→ WHAT THE TASK ASKS: Every line of the records that holds the word "donde" should be copied.

→ PROVIDED MATERIAL:
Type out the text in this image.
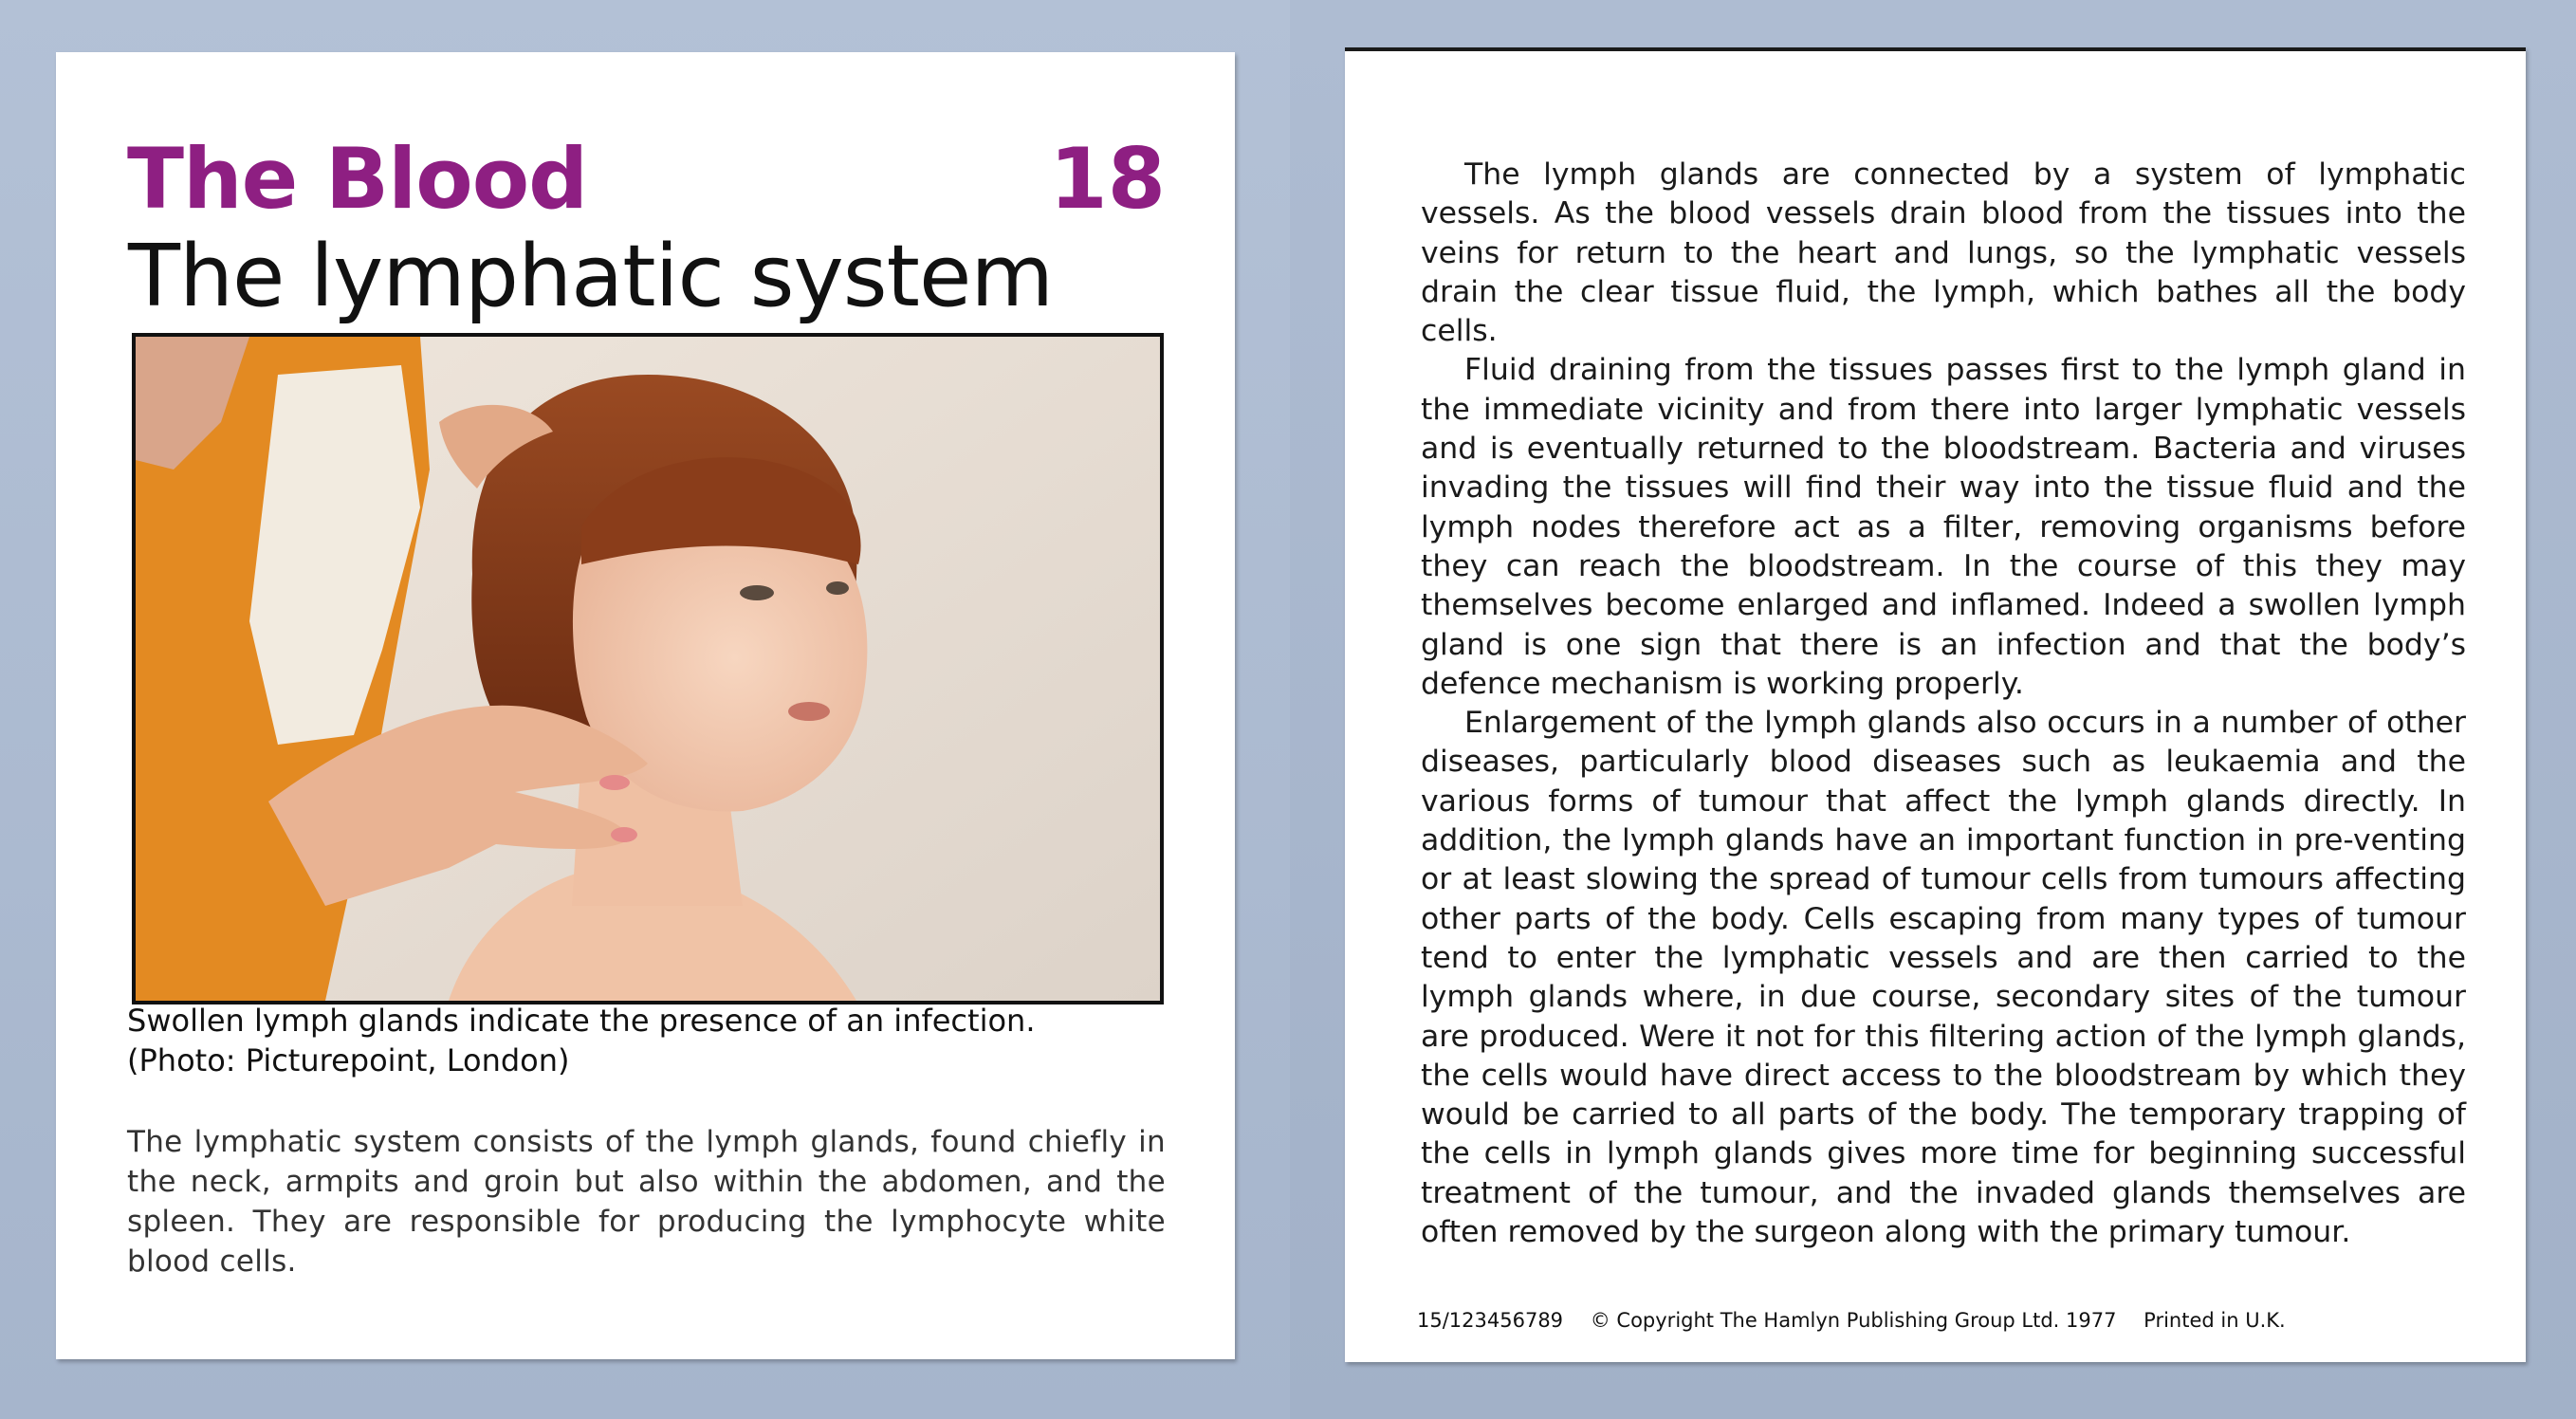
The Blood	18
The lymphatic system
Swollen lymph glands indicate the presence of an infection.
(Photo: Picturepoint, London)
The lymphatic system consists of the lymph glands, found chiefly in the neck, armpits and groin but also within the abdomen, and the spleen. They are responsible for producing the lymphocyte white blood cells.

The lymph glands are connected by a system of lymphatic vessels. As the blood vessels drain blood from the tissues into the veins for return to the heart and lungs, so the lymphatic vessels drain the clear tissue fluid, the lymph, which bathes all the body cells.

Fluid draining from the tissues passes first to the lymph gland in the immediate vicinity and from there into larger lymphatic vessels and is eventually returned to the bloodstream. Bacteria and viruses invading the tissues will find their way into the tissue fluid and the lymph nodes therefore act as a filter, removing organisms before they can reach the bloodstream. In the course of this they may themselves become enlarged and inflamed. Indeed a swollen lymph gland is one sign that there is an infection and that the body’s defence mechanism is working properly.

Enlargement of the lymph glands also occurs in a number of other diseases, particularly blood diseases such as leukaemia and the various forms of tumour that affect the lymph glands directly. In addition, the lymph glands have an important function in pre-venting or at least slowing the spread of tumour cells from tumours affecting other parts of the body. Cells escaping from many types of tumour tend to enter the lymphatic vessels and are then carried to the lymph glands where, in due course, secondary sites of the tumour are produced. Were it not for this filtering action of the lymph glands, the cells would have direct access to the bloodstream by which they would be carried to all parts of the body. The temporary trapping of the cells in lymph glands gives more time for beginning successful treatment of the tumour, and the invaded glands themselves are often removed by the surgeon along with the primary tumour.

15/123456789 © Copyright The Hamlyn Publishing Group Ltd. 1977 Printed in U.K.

---

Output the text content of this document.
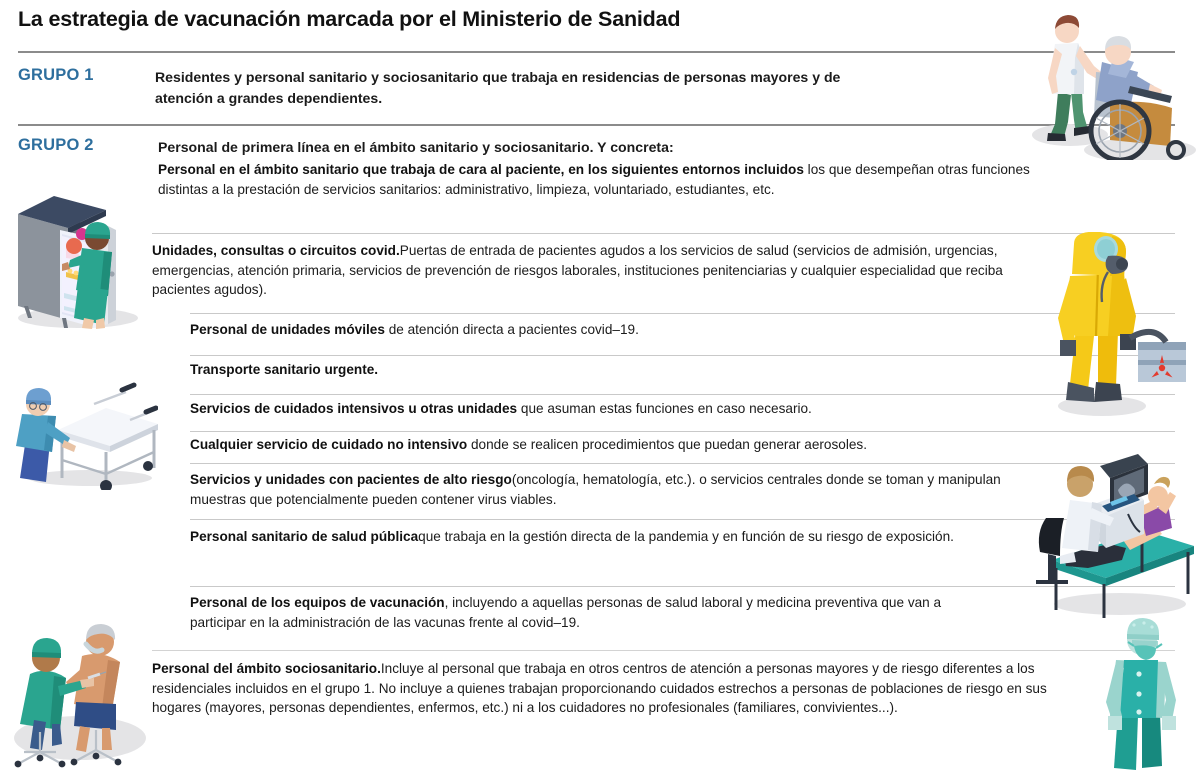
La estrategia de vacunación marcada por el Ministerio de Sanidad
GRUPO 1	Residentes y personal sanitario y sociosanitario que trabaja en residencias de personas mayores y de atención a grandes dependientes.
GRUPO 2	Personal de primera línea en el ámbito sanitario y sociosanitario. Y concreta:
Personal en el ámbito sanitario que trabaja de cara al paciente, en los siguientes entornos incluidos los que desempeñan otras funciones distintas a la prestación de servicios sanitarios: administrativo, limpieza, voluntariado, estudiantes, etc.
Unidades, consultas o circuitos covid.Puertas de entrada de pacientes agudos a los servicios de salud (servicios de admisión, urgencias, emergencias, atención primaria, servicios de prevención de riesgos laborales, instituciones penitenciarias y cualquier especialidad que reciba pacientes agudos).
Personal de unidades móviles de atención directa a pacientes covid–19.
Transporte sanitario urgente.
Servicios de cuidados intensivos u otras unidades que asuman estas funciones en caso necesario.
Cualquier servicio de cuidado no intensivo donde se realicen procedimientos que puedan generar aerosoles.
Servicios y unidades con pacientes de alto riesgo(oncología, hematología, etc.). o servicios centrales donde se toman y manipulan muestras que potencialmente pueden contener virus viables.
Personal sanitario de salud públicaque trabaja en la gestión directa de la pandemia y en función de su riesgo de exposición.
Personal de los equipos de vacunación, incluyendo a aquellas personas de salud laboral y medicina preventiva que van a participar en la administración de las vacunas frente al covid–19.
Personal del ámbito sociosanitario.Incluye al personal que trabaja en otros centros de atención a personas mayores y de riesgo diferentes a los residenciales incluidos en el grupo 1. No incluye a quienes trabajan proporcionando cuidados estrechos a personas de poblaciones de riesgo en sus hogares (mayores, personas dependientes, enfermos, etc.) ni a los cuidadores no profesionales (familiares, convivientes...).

→ ANSWER SPACE:
Cualquier servicio de cuidado no intensivo donde se realicen procedimientos que puedan generar aerosoles.
Servicios y unidades con pacientes de alto riesgo(oncología, hematología, etc.). o servicios centrales donde se toman y manipulan muestras que potencialmente pueden contener virus viables.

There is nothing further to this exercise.